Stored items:

☆ ☆ ☆ ☆

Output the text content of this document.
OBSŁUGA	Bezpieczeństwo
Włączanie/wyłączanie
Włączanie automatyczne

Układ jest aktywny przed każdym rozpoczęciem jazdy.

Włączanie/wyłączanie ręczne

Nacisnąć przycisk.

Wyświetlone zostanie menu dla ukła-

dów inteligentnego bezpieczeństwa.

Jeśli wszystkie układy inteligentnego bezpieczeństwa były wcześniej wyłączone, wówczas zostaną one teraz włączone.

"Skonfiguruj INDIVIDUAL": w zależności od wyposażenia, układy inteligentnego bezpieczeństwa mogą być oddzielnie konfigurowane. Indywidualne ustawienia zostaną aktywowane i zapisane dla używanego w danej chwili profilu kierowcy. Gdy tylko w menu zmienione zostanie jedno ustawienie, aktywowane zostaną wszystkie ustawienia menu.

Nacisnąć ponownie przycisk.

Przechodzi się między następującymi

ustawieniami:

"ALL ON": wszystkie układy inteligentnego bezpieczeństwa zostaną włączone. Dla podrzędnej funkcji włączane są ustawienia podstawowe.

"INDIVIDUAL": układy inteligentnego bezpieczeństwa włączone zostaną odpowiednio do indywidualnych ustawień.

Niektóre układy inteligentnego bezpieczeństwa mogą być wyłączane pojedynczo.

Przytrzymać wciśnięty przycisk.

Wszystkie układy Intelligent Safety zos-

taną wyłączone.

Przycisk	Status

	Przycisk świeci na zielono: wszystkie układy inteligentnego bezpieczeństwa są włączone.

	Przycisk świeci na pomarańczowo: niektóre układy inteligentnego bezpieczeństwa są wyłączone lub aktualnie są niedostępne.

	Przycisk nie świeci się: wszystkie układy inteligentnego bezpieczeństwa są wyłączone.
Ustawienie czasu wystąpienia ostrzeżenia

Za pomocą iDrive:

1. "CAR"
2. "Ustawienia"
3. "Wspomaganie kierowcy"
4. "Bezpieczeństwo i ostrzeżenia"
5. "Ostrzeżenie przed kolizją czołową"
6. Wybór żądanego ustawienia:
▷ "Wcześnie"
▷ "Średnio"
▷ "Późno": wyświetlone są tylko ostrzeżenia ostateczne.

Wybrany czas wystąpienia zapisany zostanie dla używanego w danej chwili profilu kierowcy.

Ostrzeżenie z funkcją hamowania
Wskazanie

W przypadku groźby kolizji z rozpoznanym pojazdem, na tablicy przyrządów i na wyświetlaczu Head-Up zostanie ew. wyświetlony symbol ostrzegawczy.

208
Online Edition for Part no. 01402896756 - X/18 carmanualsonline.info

☆ ☆ ☆ ☆

*Prompt*:
Determine the number of lines in the records that include the string "tylko", and respond with that number only.

*The answer*:
2